» **Stated goal**: Could every line of the data be printed exactly as it reads?
[Begin]
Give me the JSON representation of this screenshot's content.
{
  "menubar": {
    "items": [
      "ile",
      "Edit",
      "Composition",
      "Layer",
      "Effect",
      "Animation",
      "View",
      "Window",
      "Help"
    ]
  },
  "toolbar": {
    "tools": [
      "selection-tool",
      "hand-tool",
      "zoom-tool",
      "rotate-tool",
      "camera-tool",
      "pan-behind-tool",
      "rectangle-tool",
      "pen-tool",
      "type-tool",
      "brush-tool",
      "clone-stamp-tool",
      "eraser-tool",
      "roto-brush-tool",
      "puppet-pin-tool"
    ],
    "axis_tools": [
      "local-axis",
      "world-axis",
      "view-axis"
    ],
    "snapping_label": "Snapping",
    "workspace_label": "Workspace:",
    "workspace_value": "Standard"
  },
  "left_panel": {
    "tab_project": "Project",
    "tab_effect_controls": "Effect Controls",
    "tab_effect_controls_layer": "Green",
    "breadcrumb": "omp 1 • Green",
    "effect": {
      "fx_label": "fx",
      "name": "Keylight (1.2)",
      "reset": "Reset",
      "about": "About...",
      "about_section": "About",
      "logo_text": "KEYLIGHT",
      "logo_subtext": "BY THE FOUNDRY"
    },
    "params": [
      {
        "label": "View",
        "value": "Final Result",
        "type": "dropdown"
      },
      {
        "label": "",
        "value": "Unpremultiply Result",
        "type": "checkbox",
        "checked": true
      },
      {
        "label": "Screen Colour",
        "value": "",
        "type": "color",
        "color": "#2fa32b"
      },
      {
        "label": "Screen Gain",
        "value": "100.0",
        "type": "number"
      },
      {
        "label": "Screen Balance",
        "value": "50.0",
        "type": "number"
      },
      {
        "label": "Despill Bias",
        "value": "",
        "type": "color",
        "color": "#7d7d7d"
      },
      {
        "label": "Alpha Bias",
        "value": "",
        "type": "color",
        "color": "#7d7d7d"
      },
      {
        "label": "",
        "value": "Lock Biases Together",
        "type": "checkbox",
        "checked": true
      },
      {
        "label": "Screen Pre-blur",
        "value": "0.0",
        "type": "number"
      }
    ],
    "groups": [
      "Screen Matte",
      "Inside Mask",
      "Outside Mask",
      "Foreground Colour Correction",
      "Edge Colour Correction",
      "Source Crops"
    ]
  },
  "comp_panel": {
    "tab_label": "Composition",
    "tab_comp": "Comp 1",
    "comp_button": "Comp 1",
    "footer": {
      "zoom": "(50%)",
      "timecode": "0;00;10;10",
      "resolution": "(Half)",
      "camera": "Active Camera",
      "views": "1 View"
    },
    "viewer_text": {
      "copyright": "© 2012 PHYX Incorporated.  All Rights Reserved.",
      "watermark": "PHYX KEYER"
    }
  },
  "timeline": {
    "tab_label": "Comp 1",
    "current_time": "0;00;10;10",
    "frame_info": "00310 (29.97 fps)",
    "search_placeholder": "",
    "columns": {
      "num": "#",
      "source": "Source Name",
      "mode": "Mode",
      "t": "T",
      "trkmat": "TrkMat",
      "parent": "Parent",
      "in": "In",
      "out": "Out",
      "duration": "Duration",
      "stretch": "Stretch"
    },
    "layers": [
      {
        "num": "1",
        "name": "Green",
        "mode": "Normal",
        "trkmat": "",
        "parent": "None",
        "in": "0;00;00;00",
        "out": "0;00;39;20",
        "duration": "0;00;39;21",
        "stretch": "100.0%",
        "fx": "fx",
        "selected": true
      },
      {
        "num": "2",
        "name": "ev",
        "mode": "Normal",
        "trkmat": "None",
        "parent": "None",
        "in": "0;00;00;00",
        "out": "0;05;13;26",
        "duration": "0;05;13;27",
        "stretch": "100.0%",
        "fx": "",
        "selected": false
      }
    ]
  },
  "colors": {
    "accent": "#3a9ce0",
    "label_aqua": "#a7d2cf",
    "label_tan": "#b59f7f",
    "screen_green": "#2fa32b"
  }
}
[End]
» **Problem solution**:
Give me the JSON representation of this screenshot's content.
{
  "menubar": {
    "items": [
      "ile",
      "Edit",
      "Composition",
      "Layer",
      "Effect",
      "Animation",
      "View",
      "Window",
      "Help"
    ]
  },
  "toolbar": {
    "tools": [
      "selection-tool",
      "hand-tool",
      "zoom-tool",
      "rotate-tool",
      "camera-tool",
      "pan-behind-tool",
      "rectangle-tool",
      "pen-tool",
      "type-tool",
      "brush-tool",
      "clone-stamp-tool",
      "eraser-tool",
      "roto-brush-tool",
      "puppet-pin-tool"
    ],
    "axis_tools": [
      "local-axis",
      "world-axis",
      "view-axis"
    ],
    "snapping_label": "Snapping",
    "workspace_label": "Workspace:",
    "workspace_value": "Standard"
  },
  "left_panel": {
    "tab_project": "Project",
    "tab_effect_controls": "Effect Controls",
    "tab_effect_controls_layer": "Green",
    "breadcrumb": "omp 1 • Green",
    "effect": {
      "fx_label": "fx",
      "name": "Keylight (1.2)",
      "reset": "Reset",
      "about": "About...",
      "about_section": "About",
      "logo_text": "KEYLIGHT",
      "logo_subtext": "BY THE FOUNDRY"
    },
    "params": [
      {
        "label": "View",
        "value": "Final Result",
        "type": "dropdown"
      },
      {
        "label": "",
        "value": "Unpremultiply Result",
        "type": "checkbox",
        "checked": true
      },
      {
        "label": "Screen Colour",
        "value": "",
        "type": "color",
        "color": "#2fa32b"
      },
      {
        "label": "Screen Gain",
        "value": "100.0",
        "type": "number"
      },
      {
        "label": "Screen Balance",
        "value": "50.0",
        "type": "number"
      },
      {
        "label": "Despill Bias",
        "value": "",
        "type": "color",
        "color": "#7d7d7d"
      },
      {
        "label": "Alpha Bias",
        "value": "",
        "type": "color",
        "color": "#7d7d7d"
      },
      {
        "label": "",
        "value": "Lock Biases Together",
        "type": "checkbox",
        "checked": true
      },
      {
        "label": "Screen Pre-blur",
        "value": "0.0",
        "type": "number"
      }
    ],
    "groups": [
      "Screen Matte",
      "Inside Mask",
      "Outside Mask",
      "Foreground Colour Correction",
      "Edge Colour Correction",
      "Source Crops"
    ]
  },
  "comp_panel": {
    "tab_label": "Composition",
    "tab_comp": "Comp 1",
    "comp_button": "Comp 1",
    "footer": {
      "zoom": "(50%)",
      "timecode": "0;00;10;10",
      "resolution": "(Half)",
      "camera": "Active Camera",
      "views": "1 View"
    },
    "viewer_text": {
      "copyright": "© 2012 PHYX Incorporated.  All Rights Reserved.",
      "watermark": "PHYX KEYER"
    }
  },
  "timeline": {
    "tab_label": "Comp 1",
    "current_time": "0;00;10;10",
    "frame_info": "00310 (29.97 fps)",
    "search_placeholder": "",
    "columns": {
      "num": "#",
      "source": "Source Name",
      "mode": "Mode",
      "t": "T",
      "trkmat": "TrkMat",
      "parent": "Parent",
      "in": "In",
      "out": "Out",
      "duration": "Duration",
      "stretch": "Stretch"
    },
    "layers": [
      {
        "num": "1",
        "name": "Green",
        "mode": "Normal",
        "trkmat": "",
        "parent": "None",
        "in": "0;00;00;00",
        "out": "0;00;39;20",
        "duration": "0;00;39;21",
        "stretch": "100.0%",
        "fx": "fx",
        "selected": true
      },
      {
        "num": "2",
        "name": "ev",
        "mode": "Normal",
        "trkmat": "None",
        "parent": "None",
        "in": "0;00;00;00",
        "out": "0;05;13;26",
        "duration": "0;05;13;27",
        "stretch": "100.0%",
        "fx": "",
        "selected": false
      }
    ]
  },
  "colors": {
    "accent": "#3a9ce0",
    "label_aqua": "#a7d2cf",
    "label_tan": "#b59f7f",
    "screen_green": "#2fa32b"
  }
}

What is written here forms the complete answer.